#### Records provided

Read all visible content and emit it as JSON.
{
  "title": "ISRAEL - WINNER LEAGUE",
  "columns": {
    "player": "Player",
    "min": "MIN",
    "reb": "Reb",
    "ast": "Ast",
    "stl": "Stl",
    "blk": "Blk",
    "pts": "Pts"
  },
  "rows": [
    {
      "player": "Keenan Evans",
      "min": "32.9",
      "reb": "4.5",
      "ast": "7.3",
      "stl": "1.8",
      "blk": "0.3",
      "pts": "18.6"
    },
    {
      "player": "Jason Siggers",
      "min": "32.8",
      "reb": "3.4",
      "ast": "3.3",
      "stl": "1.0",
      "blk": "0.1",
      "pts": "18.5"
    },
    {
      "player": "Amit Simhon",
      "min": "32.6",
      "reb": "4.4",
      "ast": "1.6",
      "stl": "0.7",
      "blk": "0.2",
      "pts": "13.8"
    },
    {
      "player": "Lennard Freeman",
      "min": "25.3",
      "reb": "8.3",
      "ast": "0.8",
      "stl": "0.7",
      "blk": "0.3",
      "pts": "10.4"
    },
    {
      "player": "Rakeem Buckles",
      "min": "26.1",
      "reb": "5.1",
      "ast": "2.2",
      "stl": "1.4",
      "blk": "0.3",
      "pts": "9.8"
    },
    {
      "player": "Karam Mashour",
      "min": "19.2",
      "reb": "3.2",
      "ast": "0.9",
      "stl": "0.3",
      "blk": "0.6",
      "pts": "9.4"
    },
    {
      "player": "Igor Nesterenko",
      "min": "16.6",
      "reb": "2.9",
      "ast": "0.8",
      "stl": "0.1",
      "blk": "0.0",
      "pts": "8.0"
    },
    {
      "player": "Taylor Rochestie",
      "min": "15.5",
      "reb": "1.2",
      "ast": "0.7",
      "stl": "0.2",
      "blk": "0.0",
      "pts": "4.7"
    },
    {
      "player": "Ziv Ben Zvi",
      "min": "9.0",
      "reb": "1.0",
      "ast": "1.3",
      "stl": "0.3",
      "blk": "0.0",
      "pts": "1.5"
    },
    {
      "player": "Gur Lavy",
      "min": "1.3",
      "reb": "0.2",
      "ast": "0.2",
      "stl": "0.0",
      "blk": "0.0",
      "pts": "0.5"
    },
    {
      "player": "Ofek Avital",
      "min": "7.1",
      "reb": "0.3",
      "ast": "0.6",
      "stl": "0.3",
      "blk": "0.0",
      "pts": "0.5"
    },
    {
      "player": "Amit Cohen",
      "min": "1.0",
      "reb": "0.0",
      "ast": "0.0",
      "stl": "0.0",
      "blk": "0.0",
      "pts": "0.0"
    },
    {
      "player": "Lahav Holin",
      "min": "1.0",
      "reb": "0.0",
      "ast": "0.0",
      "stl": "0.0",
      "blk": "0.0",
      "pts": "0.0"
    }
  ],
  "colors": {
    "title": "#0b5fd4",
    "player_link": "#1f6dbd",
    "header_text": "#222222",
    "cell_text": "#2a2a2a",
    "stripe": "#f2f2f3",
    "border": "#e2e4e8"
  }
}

########

▶ **The exercise**: Faithfully copy every entry, leaving nothing out.

▶ **Output**:
Read all visible content and emit it as JSON.
{
  "title": "ISRAEL - WINNER LEAGUE",
  "columns": {
    "player": "Player",
    "min": "MIN",
    "reb": "Reb",
    "ast": "Ast",
    "stl": "Stl",
    "blk": "Blk",
    "pts": "Pts"
  },
  "rows": [
    {
      "player": "Keenan Evans",
      "min": "32.9",
      "reb": "4.5",
      "ast": "7.3",
      "stl": "1.8",
      "blk": "0.3",
      "pts": "18.6"
    },
    {
      "player": "Jason Siggers",
      "min": "32.8",
      "reb": "3.4",
      "ast": "3.3",
      "stl": "1.0",
      "blk": "0.1",
      "pts": "18.5"
    },
    {
      "player": "Amit Simhon",
      "min": "32.6",
      "reb": "4.4",
      "ast": "1.6",
      "stl": "0.7",
      "blk": "0.2",
      "pts": "13.8"
    },
    {
      "player": "Lennard Freeman",
      "min": "25.3",
      "reb": "8.3",
      "ast": "0.8",
      "stl": "0.7",
      "blk": "0.3",
      "pts": "10.4"
    },
    {
      "player": "Rakeem Buckles",
      "min": "26.1",
      "reb": "5.1",
      "ast": "2.2",
      "stl": "1.4",
      "blk": "0.3",
      "pts": "9.8"
    },
    {
      "player": "Karam Mashour",
      "min": "19.2",
      "reb": "3.2",
      "ast": "0.9",
      "stl": "0.3",
      "blk": "0.6",
      "pts": "9.4"
    },
    {
      "player": "Igor Nesterenko",
      "min": "16.6",
      "reb": "2.9",
      "ast": "0.8",
      "stl": "0.1",
      "blk": "0.0",
      "pts": "8.0"
    },
    {
      "player": "Taylor Rochestie",
      "min": "15.5",
      "reb": "1.2",
      "ast": "0.7",
      "stl": "0.2",
      "blk": "0.0",
      "pts": "4.7"
    },
    {
      "player": "Ziv Ben Zvi",
      "min": "9.0",
      "reb": "1.0",
      "ast": "1.3",
      "stl": "0.3",
      "blk": "0.0",
      "pts": "1.5"
    },
    {
      "player": "Gur Lavy",
      "min": "1.3",
      "reb": "0.2",
      "ast": "0.2",
      "stl": "0.0",
      "blk": "0.0",
      "pts": "0.5"
    },
    {
      "player": "Ofek Avital",
      "min": "7.1",
      "reb": "0.3",
      "ast": "0.6",
      "stl": "0.3",
      "blk": "0.0",
      "pts": "0.5"
    },
    {
      "player": "Amit Cohen",
      "min": "1.0",
      "reb": "0.0",
      "ast": "0.0",
      "stl": "0.0",
      "blk": "0.0",
      "pts": "0.0"
    },
    {
      "player": "Lahav Holin",
      "min": "1.0",
      "reb": "0.0",
      "ast": "0.0",
      "stl": "0.0",
      "blk": "0.0",
      "pts": "0.0"
    }
  ],
  "colors": {
    "title": "#0b5fd4",
    "player_link": "#1f6dbd",
    "header_text": "#222222",
    "cell_text": "#2a2a2a",
    "stripe": "#f2f2f3",
    "border": "#e2e4e8"
  }
}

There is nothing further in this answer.